**ITEMS**:
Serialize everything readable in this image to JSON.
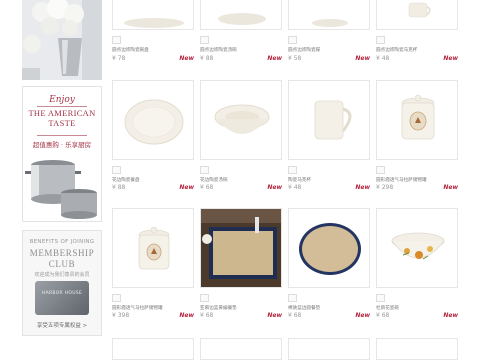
{
  "sidebar": {
    "taste": {
      "enjoy": "Enjoy",
      "title_line1": "THE AMERICAN",
      "title_line2": "TASTE",
      "subtitle": "超值惠购 · 乐享厨房"
    },
    "membership": {
      "small": "BENEFITS OF JOINING",
      "big_line1": "MEMBERSHIP",
      "big_line2": "CLUB",
      "note": "欢迎成为我们尊贵的会员",
      "card_text": "HARBOR HOUSE",
      "link": "享受五项专属权益 >"
    }
  },
  "products": [
    {
      "name": "圆点边饰陶瓷碗盘",
      "price": "¥ 78",
      "tag": "New"
    },
    {
      "name": "圆点边饰陶瓷汤碗",
      "price": "¥ 88",
      "tag": "New"
    },
    {
      "name": "圆点边饰陶瓷碟",
      "price": "¥ 58",
      "tag": "New"
    },
    {
      "name": "圆点边饰陶瓷马克杯",
      "price": "¥ 48",
      "tag": "New"
    },
    {
      "name": "花边陶瓷餐盘",
      "price": "¥ 88",
      "tag": "New"
    },
    {
      "name": "花边陶瓷汤碗",
      "price": "¥ 68",
      "tag": "New"
    },
    {
      "name": "陶瓷马克杯",
      "price": "¥ 48",
      "tag": "New"
    },
    {
      "name": "圆形鹿透气马拉萨储物罐",
      "price": "¥ 298",
      "tag": "New"
    },
    {
      "name": "圆形鹿透气马拉萨储物罐",
      "price": "¥ 398",
      "tag": "New"
    },
    {
      "name": "亚麻边蓝黄编餐垫",
      "price": "¥ 68",
      "tag": "New"
    },
    {
      "name": "棉质蓝边圆餐垫",
      "price": "¥ 68",
      "tag": "New"
    },
    {
      "name": "杜鹃花瓷碗",
      "price": "¥ 68",
      "tag": "New"
    }
  ]
}
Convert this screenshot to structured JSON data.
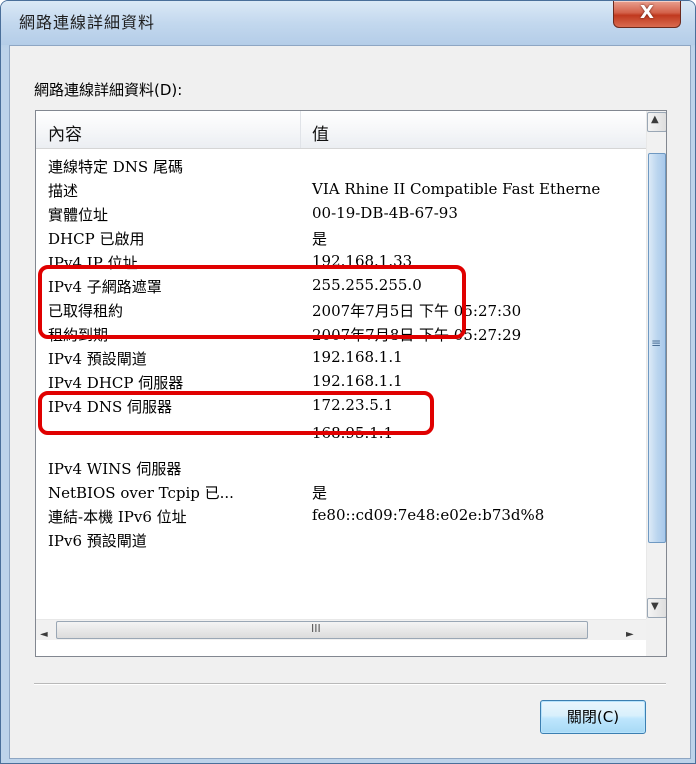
{
  "window": {
    "title": "網路連線詳細資料",
    "close_glyph": "X"
  },
  "group_label": "網路連線詳細資料(D):",
  "columns": {
    "property": "內容",
    "value": "值"
  },
  "rows": [
    {
      "property": "連線特定 DNS 尾碼",
      "value": ""
    },
    {
      "property": "描述",
      "value": "VIA Rhine II Compatible Fast Etherne"
    },
    {
      "property": "實體位址",
      "value": "00-19-DB-4B-67-93"
    },
    {
      "property": "DHCP 已啟用",
      "value": "是"
    },
    {
      "property": "IPv4 IP 位址",
      "value": "192.168.1.33"
    },
    {
      "property": "IPv4 子網路遮罩",
      "value": "255.255.255.0"
    },
    {
      "property": "已取得租約",
      "value": "2007年7月5日 下午 05:27:30"
    },
    {
      "property": "租約到期",
      "value": "2007年7月8日 下午 05:27:29"
    },
    {
      "property": "IPv4 預設閘道",
      "value": "192.168.1.1"
    },
    {
      "property": "IPv4 DHCP 伺服器",
      "value": "192.168.1.1"
    },
    {
      "property": "IPv4 DNS 伺服器",
      "value": "172.23.5.1"
    },
    {
      "property": "",
      "value": "168.95.1.1"
    },
    {
      "property": "IPv4 WINS 伺服器",
      "value": ""
    },
    {
      "property": "NetBIOS over Tcpip 已...",
      "value": "是"
    },
    {
      "property": "連結-本機 IPv6 位址",
      "value": "fe80::cd09:7e48:e02e:b73d%8"
    },
    {
      "property": "IPv6 預設閘道",
      "value": ""
    }
  ],
  "scroll": {
    "up": "▲",
    "down": "▼",
    "left": "◄",
    "right": "►",
    "grip": "≡",
    "hgrip": "III"
  },
  "close_button": "關閉(C)",
  "colors": {
    "highlight": "#e00000",
    "close_accent": "#c0391f"
  }
}
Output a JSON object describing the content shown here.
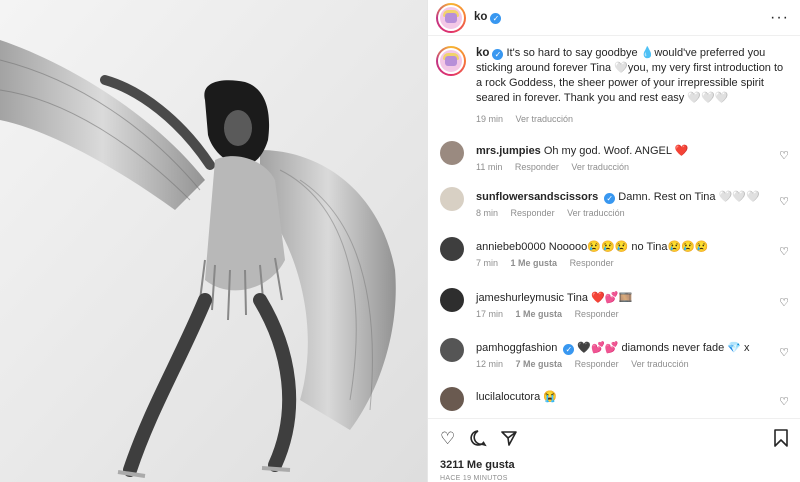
{
  "post": {
    "username": "ko",
    "caption": "It's so hard to say goodbye 💧would've preferred you sticking around forever Tina 🤍you, my very first introduction to a rock Goddess, the sheer power of your irrepressible spirit seared in forever. Thank you and rest easy 🤍🤍🤍",
    "time": "19 min",
    "see_translation": "Ver traducción"
  },
  "comments": [
    {
      "user": "mrs.jumpies",
      "text": "Oh my god. Woof. ANGEL ❤️",
      "time": "11 min",
      "reply": "Responder",
      "translate": "Ver traducción"
    },
    {
      "user": "sunflowersandscissors",
      "text": "Damn. Rest on Tina 🤍🤍🤍",
      "time": "8 min",
      "reply": "Responder",
      "translate": "Ver traducción"
    },
    {
      "user": "anniebeb0000",
      "text": "Nooooo😢😢😢 no Tina😢😢😢",
      "time": "7 min",
      "likes": "1 Me gusta",
      "reply": "Responder"
    },
    {
      "user": "jameshurleymusic",
      "text": "Tina ❤️💕🎞️",
      "time": "17 min",
      "likes": "1 Me gusta",
      "reply": "Responder"
    },
    {
      "user": "pamhoggfashion",
      "text": "🖤💕💕 diamonds never fade 💎 x",
      "time": "12 min",
      "likes": "7 Me gusta",
      "reply": "Responder",
      "translate": "Ver traducción"
    },
    {
      "user": "lucilalocutora",
      "text": "😭",
      "time": "",
      "reply": ""
    }
  ],
  "footer": {
    "likes": "3211 Me gusta",
    "time_ago": "HACE 19 MINUTOS"
  },
  "icons": {
    "like": "heart-icon",
    "comment": "comment-icon",
    "share": "share-icon",
    "save": "bookmark-icon",
    "more": "more-icon"
  }
}
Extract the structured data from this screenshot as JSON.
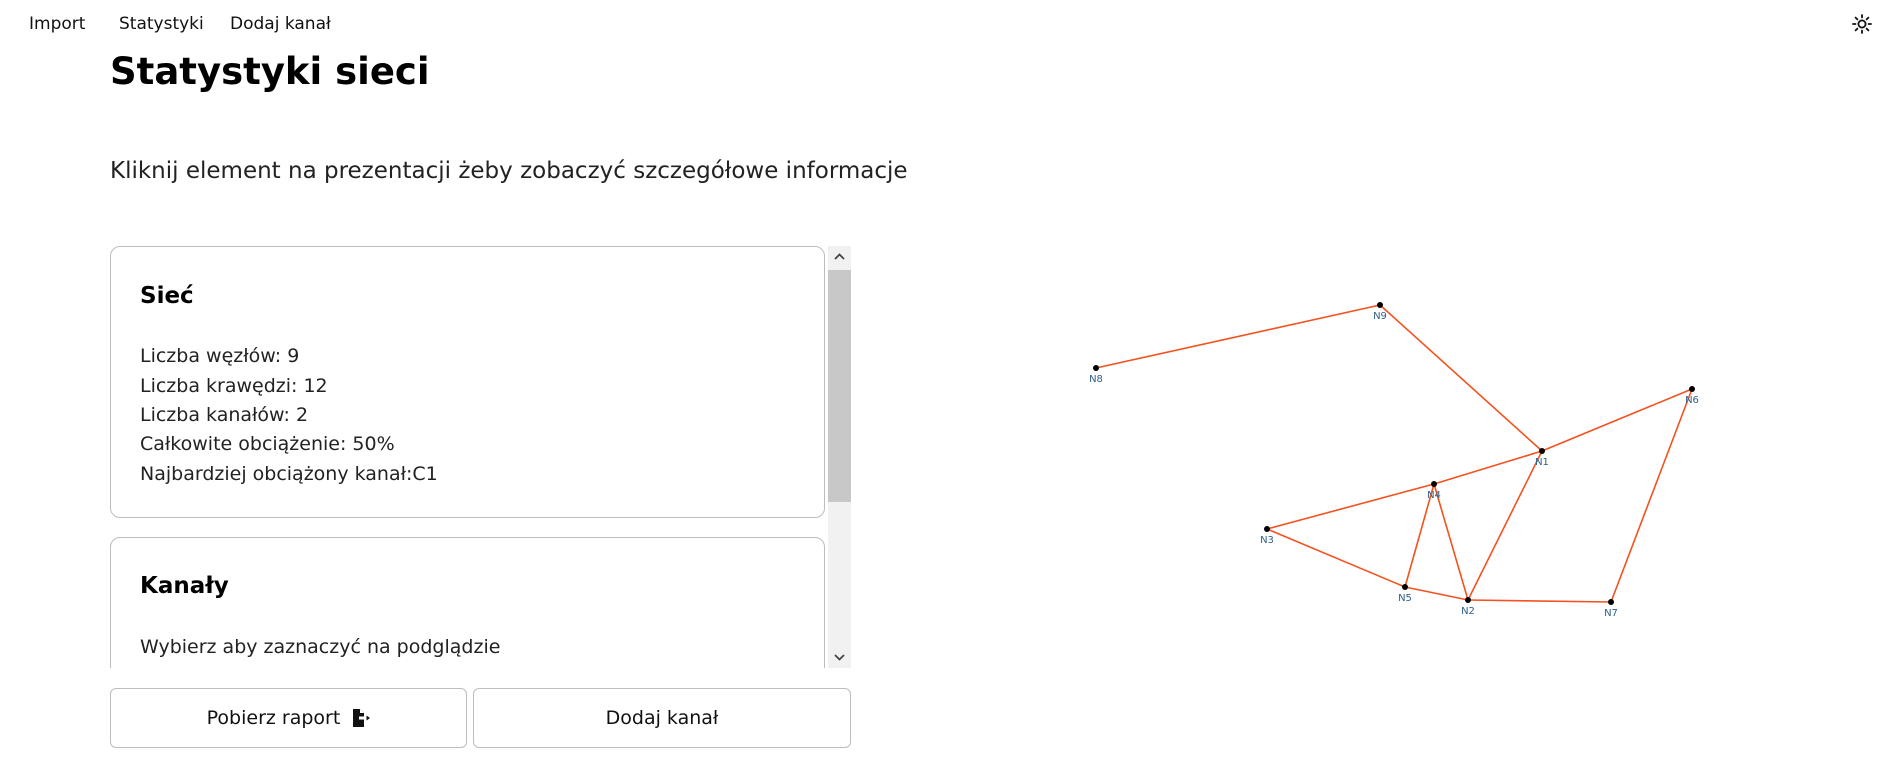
{
  "nav": {
    "items": [
      "Import",
      "Statystyki",
      "Dodaj kanał"
    ],
    "theme_icon": "sun-icon"
  },
  "page": {
    "title": "Statystyki sieci",
    "hint": "Kliknij element na prezentacji żeby zobaczyć szczegółowe informacje"
  },
  "cards": {
    "network": {
      "title": "Sieć",
      "stats": [
        "Liczba węzłów: 9",
        "Liczba krawędzi: 12",
        "Liczba kanałów: 2",
        "Całkowite obciążenie: 50%",
        "Najbardziej obciążony kanał:C1"
      ]
    },
    "channels": {
      "title": "Kanały",
      "hint": "Wybierz aby zaznaczyć na podglądzie"
    }
  },
  "buttons": {
    "report": "Pobierz raport",
    "report_icon": "file-export-icon",
    "add_channel": "Dodaj kanał"
  },
  "graph": {
    "edge_color": "#f4511e",
    "node_color": "#000000",
    "label_color": "#2f5f86",
    "nodes": [
      "N1",
      "N2",
      "N3",
      "N4",
      "N5",
      "N6",
      "N7",
      "N8",
      "N9"
    ],
    "edges": [
      [
        "N8",
        "N9"
      ],
      [
        "N9",
        "N1"
      ],
      [
        "N1",
        "N6"
      ],
      [
        "N1",
        "N4"
      ],
      [
        "N1",
        "N2"
      ],
      [
        "N4",
        "N3"
      ],
      [
        "N4",
        "N5"
      ],
      [
        "N4",
        "N2"
      ],
      [
        "N3",
        "N5"
      ],
      [
        "N5",
        "N2"
      ],
      [
        "N2",
        "N7"
      ],
      [
        "N7",
        "N6"
      ]
    ]
  }
}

**CHALLENGE**: Extract every line from the records above that contains the word "gusta".

**ANSWER TO THE PROBLEM**:
      "likes": "1 Me gusta",
      "likes": "1 Me gusta",
      "likes": "7 Me gusta",
    "likes": "3211 Me gusta",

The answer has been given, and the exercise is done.